* START Source extract *
# Configure GPG-Agent for different applications (cli/gui)

## norg

I use GPG 2.X with GPG-Agent and Pinentry. It's working fine, although there are still some annoying issues.

I use Thunderbird+Enigmail so i need to use pinentry-qt/gtk, because pinentry-curses won't popup when i want to decrypt a mail. I also use mcabber where i would like to use the built-in GPG Handling but i always get pinentry popup. It's working but first of all it's a cli application and i would prefer pinentry-curses there. The other thing is, everytime i change my status in mcabber or i had my 24h disconnect and i'm reconnecting i have to enter my passphrase again with pinentry. 

Gajim somehow can save the GPG as long as it's running without asking again after disconnects or status change.

Thunderbird also seems to open his own instance of gpg-agent, i tried checking "use gpg-agent' on and off but when i start thunderbird i can see a second gpg-agent under "ps".
* END Source extract *
* START Data excerpts *
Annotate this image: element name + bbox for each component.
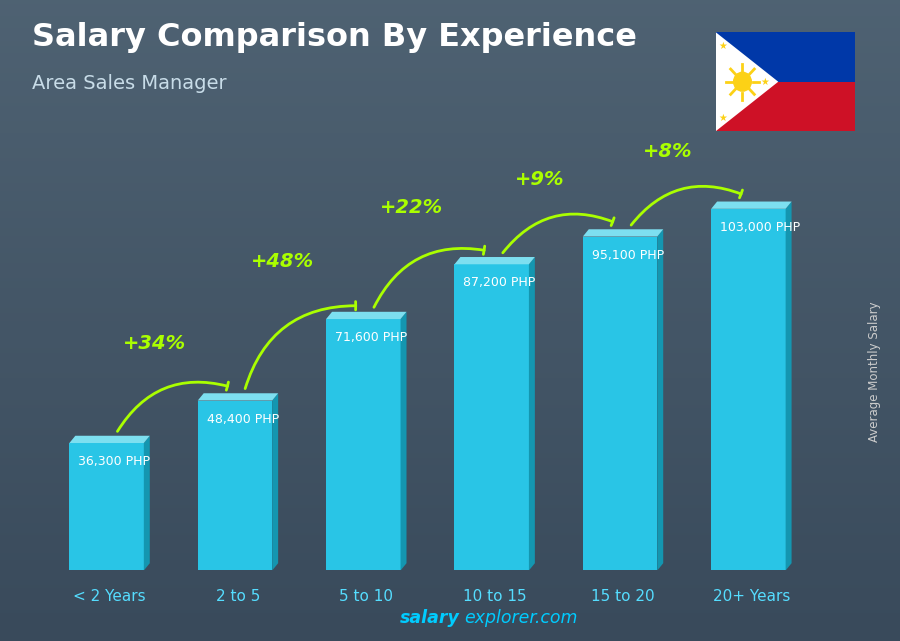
Polygon shape [454, 264, 529, 570]
Polygon shape [716, 32, 855, 81]
Text: ★: ★ [718, 41, 727, 51]
Text: 71,600 PHP: 71,600 PHP [335, 331, 407, 344]
Text: 103,000 PHP: 103,000 PHP [720, 221, 800, 234]
Text: explorer.com: explorer.com [464, 609, 578, 627]
Text: 87,200 PHP: 87,200 PHP [464, 276, 536, 289]
Polygon shape [69, 443, 144, 570]
Polygon shape [144, 436, 149, 570]
Polygon shape [786, 201, 792, 570]
Text: +9%: +9% [515, 170, 564, 189]
Circle shape [734, 72, 752, 91]
Polygon shape [198, 394, 278, 401]
Polygon shape [583, 229, 663, 237]
Text: ★: ★ [718, 112, 727, 122]
Text: 5 to 10: 5 to 10 [339, 588, 393, 604]
Text: 95,100 PHP: 95,100 PHP [592, 249, 664, 262]
Text: 36,300 PHP: 36,300 PHP [78, 455, 150, 468]
Text: 48,400 PHP: 48,400 PHP [207, 413, 279, 426]
Polygon shape [454, 257, 535, 264]
Text: +22%: +22% [380, 197, 443, 217]
Polygon shape [716, 81, 855, 131]
Polygon shape [69, 436, 149, 443]
Polygon shape [711, 209, 786, 570]
Text: 20+ Years: 20+ Years [713, 588, 790, 604]
Polygon shape [198, 401, 272, 570]
Text: Salary Comparison By Experience: Salary Comparison By Experience [32, 22, 636, 53]
Polygon shape [657, 229, 663, 570]
Text: +34%: +34% [123, 334, 186, 353]
Text: Area Sales Manager: Area Sales Manager [32, 74, 226, 93]
Text: +48%: +48% [251, 253, 314, 271]
Polygon shape [716, 32, 855, 131]
Polygon shape [272, 394, 278, 570]
Text: Average Monthly Salary: Average Monthly Salary [868, 301, 881, 442]
Polygon shape [716, 32, 778, 131]
Polygon shape [711, 201, 792, 209]
Text: +8%: +8% [644, 142, 693, 161]
Text: ★: ★ [760, 77, 769, 87]
Text: 2 to 5: 2 to 5 [216, 588, 260, 604]
Polygon shape [326, 312, 407, 319]
Polygon shape [529, 257, 535, 570]
Text: < 2 Years: < 2 Years [73, 588, 146, 604]
Text: 10 to 15: 10 to 15 [463, 588, 526, 604]
Text: 15 to 20: 15 to 20 [591, 588, 655, 604]
Polygon shape [326, 319, 400, 570]
Polygon shape [583, 237, 657, 570]
Polygon shape [400, 312, 407, 570]
Text: salary: salary [400, 609, 460, 627]
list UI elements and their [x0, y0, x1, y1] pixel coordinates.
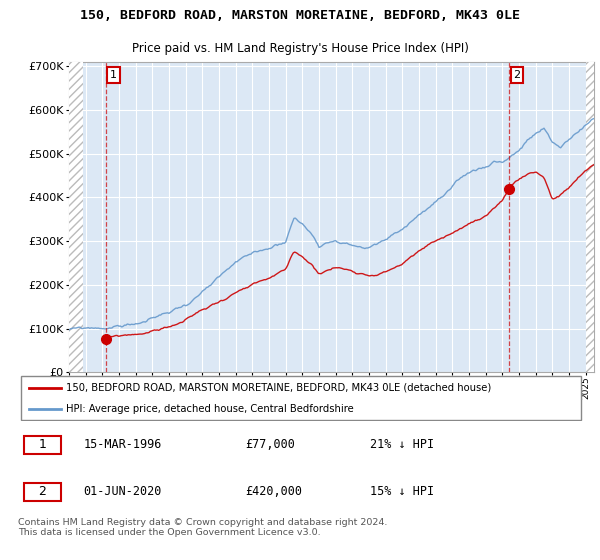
Bar [69, 62, 83, 372]
Text: £420,000: £420,000 [245, 485, 302, 498]
Text: Price paid vs. HM Land Registry's House Price Index (HPI): Price paid vs. HM Land Registry's House … [131, 43, 469, 55]
Text: 21% ↓ HPI: 21% ↓ HPI [370, 438, 434, 451]
Text: Contains HM Land Registry data © Crown copyright and database right 2024.
This d: Contains HM Land Registry data © Crown c… [18, 518, 388, 538]
Text: 2: 2 [38, 485, 46, 498]
Text: 1: 1 [38, 438, 46, 451]
Text: 150, BEDFORD ROAD, MARSTON MORETAINE, BEDFORD, MK43 0LE: 150, BEDFORD ROAD, MARSTON MORETAINE, BE… [80, 9, 520, 22]
FancyBboxPatch shape [23, 436, 61, 454]
FancyBboxPatch shape [21, 376, 581, 420]
Text: 1: 1 [110, 70, 117, 80]
Text: 15% ↓ HPI: 15% ↓ HPI [370, 485, 434, 498]
Text: HPI: Average price, detached house, Central Bedfordshire: HPI: Average price, detached house, Cent… [66, 404, 354, 414]
FancyBboxPatch shape [23, 483, 61, 501]
Text: £77,000: £77,000 [245, 438, 295, 451]
Text: 01-JUN-2020: 01-JUN-2020 [83, 485, 161, 498]
Text: 2: 2 [514, 70, 521, 80]
Text: 150, BEDFORD ROAD, MARSTON MORETAINE, BEDFORD, MK43 0LE (detached house): 150, BEDFORD ROAD, MARSTON MORETAINE, BE… [66, 382, 491, 393]
Text: 15-MAR-1996: 15-MAR-1996 [83, 438, 161, 451]
Bar [586, 62, 594, 372]
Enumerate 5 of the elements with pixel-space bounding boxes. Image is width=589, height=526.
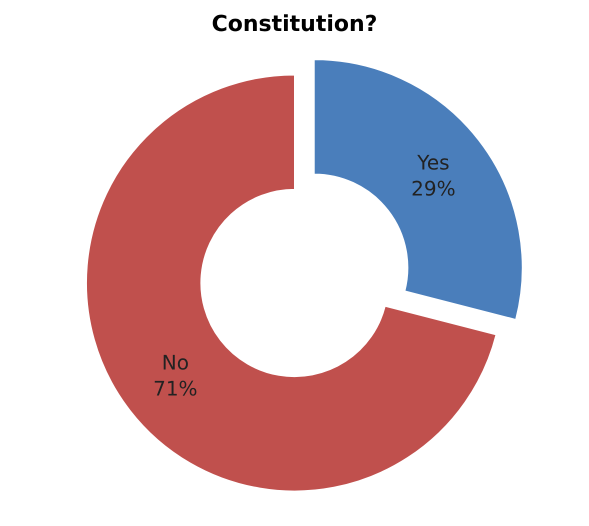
slice-label: No (162, 350, 189, 374)
data-label: 29% (411, 176, 456, 200)
data-label: 71% (153, 376, 198, 400)
slice-label: Yes (416, 150, 450, 174)
chart-title: Constitution? (212, 12, 378, 38)
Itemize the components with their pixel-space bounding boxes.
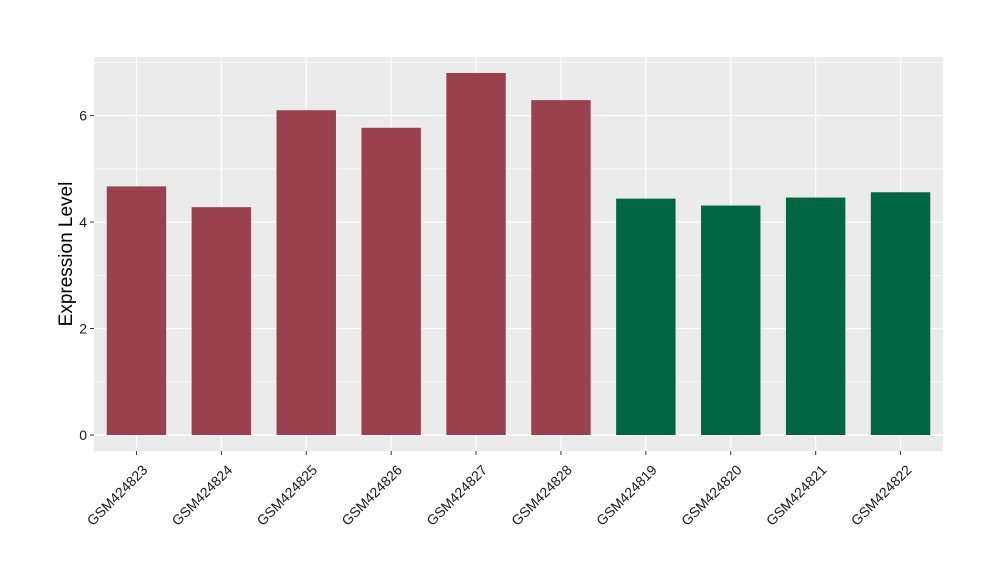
- bar: [361, 127, 421, 436]
- y-tick-label: 2: [79, 321, 87, 337]
- x-tick-label: GSM424827: [423, 462, 490, 529]
- x-tick-label: GSM424819: [593, 462, 660, 529]
- bar: [701, 205, 761, 436]
- bar: [446, 72, 506, 436]
- x-tick-label: GSM424822: [848, 462, 915, 529]
- x-axis: GSM424823 GSM424824 GSM424825 GSM424826 GSM4…: [84, 451, 915, 529]
- x-tick-label: GSM424820: [678, 462, 745, 529]
- bar: [785, 197, 846, 436]
- bar: [531, 100, 591, 436]
- y-axis-title: Expression Level: [56, 182, 77, 327]
- x-tick-label: GSM424825: [253, 462, 320, 529]
- y-tick-label: 4: [79, 214, 87, 230]
- bar: [276, 110, 336, 436]
- x-tick-label: GSM424824: [168, 462, 235, 529]
- bars: [106, 72, 931, 436]
- x-tick-label: GSM424826: [338, 462, 405, 529]
- x-tick-label: GSM424823: [84, 462, 151, 529]
- y-tick-label: 0: [79, 427, 87, 443]
- y-tick-label: 6: [79, 108, 87, 124]
- x-tick-label: GSM424821: [763, 462, 830, 529]
- bar: [191, 207, 252, 436]
- x-tick-label: GSM424828: [508, 462, 575, 529]
- y-axis: 0 2 4 6: [79, 108, 94, 443]
- bar: [106, 186, 167, 436]
- bar: [870, 192, 931, 436]
- bar: [616, 198, 676, 436]
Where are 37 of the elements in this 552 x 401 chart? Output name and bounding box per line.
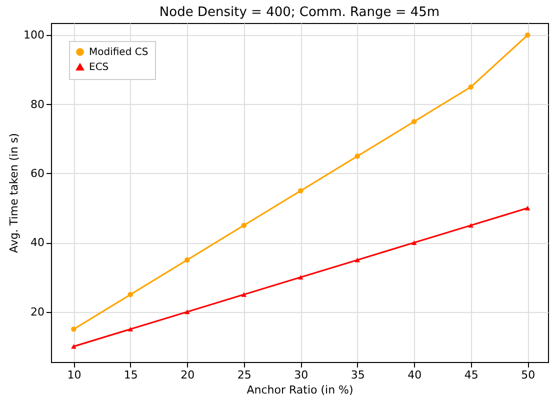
point — [298, 274, 304, 280]
legend-label: ECS — [89, 62, 109, 73]
point — [354, 154, 360, 159]
x-tick-label: 40 — [408, 368, 422, 382]
x-tick-label: 15 — [124, 368, 138, 382]
x-tick-label: 10 — [67, 368, 82, 382]
y-axis-title: Avg. Time taken (in s) — [8, 133, 21, 253]
point — [128, 326, 134, 332]
point — [524, 32, 530, 38]
point — [411, 118, 417, 124]
x-tick-label: 35 — [350, 368, 365, 382]
x-tick-label: 30 — [294, 368, 308, 382]
x-tick-label: 25 — [237, 368, 252, 382]
point — [184, 257, 190, 263]
point — [468, 223, 474, 228]
point — [468, 84, 474, 90]
point — [241, 292, 247, 297]
legend-label: Modified CS — [89, 47, 148, 58]
x-tick-label: 50 — [521, 368, 536, 382]
point — [71, 344, 76, 349]
y-tick-label: 40 — [30, 236, 44, 250]
y-tick-label: 100 — [24, 28, 44, 42]
point — [184, 310, 190, 314]
point — [71, 326, 76, 332]
point — [298, 188, 304, 194]
x-tick-label: 20 — [180, 368, 195, 382]
y-tick-label: 20 — [30, 305, 44, 318]
point — [241, 222, 247, 228]
y-tick-label: 60 — [30, 166, 44, 180]
point — [128, 292, 134, 298]
x-tick-label: 45 — [464, 368, 478, 382]
chart-title: Node Density = 400; Comm. Range = 45m — [159, 5, 440, 20]
point — [354, 258, 360, 262]
x-axis-title: Anchor Ratio (in %) — [246, 384, 354, 396]
point — [524, 206, 530, 210]
y-tick-label: 80 — [30, 98, 44, 111]
point — [411, 240, 417, 245]
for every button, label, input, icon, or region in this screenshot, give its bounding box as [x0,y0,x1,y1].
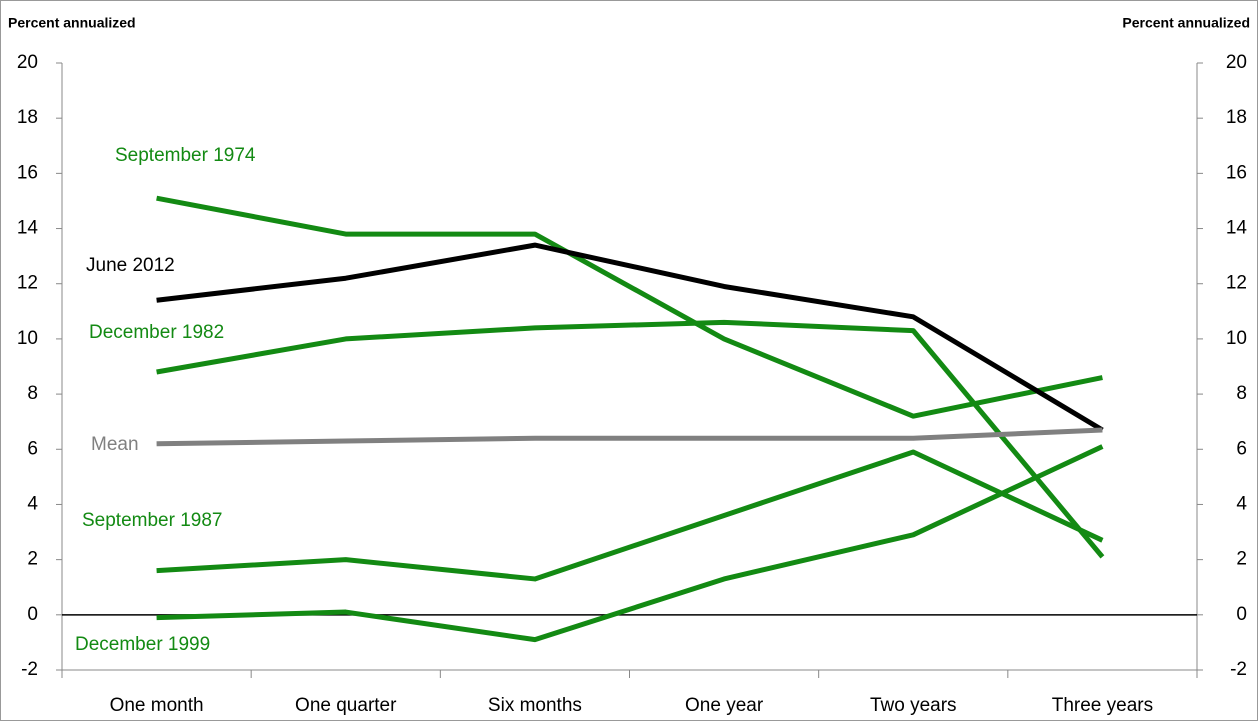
x-tick-label: Six months [488,695,582,716]
y2-tick-label: 0 [1236,604,1247,625]
series-label: December 1982 [89,322,224,343]
y2-tick-label: 10 [1226,328,1247,349]
y-tick-label: 10 [17,328,38,349]
series-line [156,195,1103,419]
y2-tick-label: 4 [1236,493,1247,514]
x-tick-label: One quarter [295,695,397,716]
y2-tick-label: 14 [1226,218,1248,239]
y-axis-label-right: Percent annualized [1122,15,1250,31]
y-tick-label: 6 [27,438,38,459]
y2-tick-label: 6 [1236,438,1247,459]
series-label: June 2012 [86,255,175,276]
y-tick-label: 14 [17,218,39,239]
y2-tick-label: 18 [1226,107,1247,128]
y-tick-label: 20 [17,52,38,73]
y-tick-label: 12 [17,273,38,294]
y-tick-label: -2 [21,659,38,680]
y2-tick-label: 8 [1236,383,1247,404]
series-line [156,319,1105,559]
series-label: September 1987 [82,510,223,531]
y-tick-label: 8 [27,383,38,404]
y2-tick-label: 2 [1236,549,1247,570]
x-tick-label: One month [110,695,204,716]
y2-tick-label: -2 [1230,659,1247,680]
x-tick-label: One year [685,695,764,716]
x-tick-label: Two years [870,695,957,716]
y-axis-label-left: Percent annualized [8,15,136,31]
y-tick-label: 18 [17,107,38,128]
y2-tick-label: 16 [1226,162,1247,183]
series-line [156,449,1104,582]
y-tick-label: 16 [17,162,38,183]
y-tick-label: 4 [27,493,38,514]
series-line [156,427,1103,447]
series-label: Mean [91,434,139,455]
y-tick-label: 0 [27,604,38,625]
series-label: December 1999 [75,634,210,655]
series-label: September 1974 [115,145,256,166]
y2-tick-label: 20 [1226,52,1247,73]
series-line [156,444,1104,643]
x-tick-label: Three years [1052,695,1153,716]
y-tick-label: 2 [27,549,38,570]
y2-tick-label: 12 [1226,273,1247,294]
series-line [156,242,1104,433]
* END Data excerpts *
- [Job 1]
Answer these from the GPG-Agent post, one line each:
(a) Which pinentry does the writer say will not pop up when decrypting a mail in Thunderbird?
(b) Which application can keep the GPG passphrase while running, without asking again after disconnects or status changes?
(c) What does the writer see under "ps" after starting Thunderbird?
- [Job 2] Carry on writing the GPG-Agent forum post from its last sentence.

- [Written response 1]
(a) pinentry-curses
(b) Gajim
(c) A second gpg-agent

- [Written response 2]
edit: ok the gpg-agent behaviour in thunderbird with enigmail seems to be a bug:

http://www.amiryan.org/2009/04/22/bugfix-howto-turn-off-gpg-agent-usage-in-enigmail-thunderbird/

edit2: if i install gnupg-1.4.10 mcabber is working as expected, i can enter my passphrase and it's cached for mcabber. On a debian system i have seen that gnupg-1.* and gnupg-2.* are both installed. Maybe there should be a way for gentoo to have both versions installed.

So is there any way i can get rid of this? I want different gpg-agent settings for the applications or the possibilty to deactivate gpg-agent for some applications so i can use the gpg handling of the application itself.

----------

## norg

2012 and still the same issue :/

Is there no chance to get a seperated gnupg1 and gnupg2 unless i use my own overlay/ebuilds?

or does anyone know a workaround with mcabber and gnupg2 to prevent this?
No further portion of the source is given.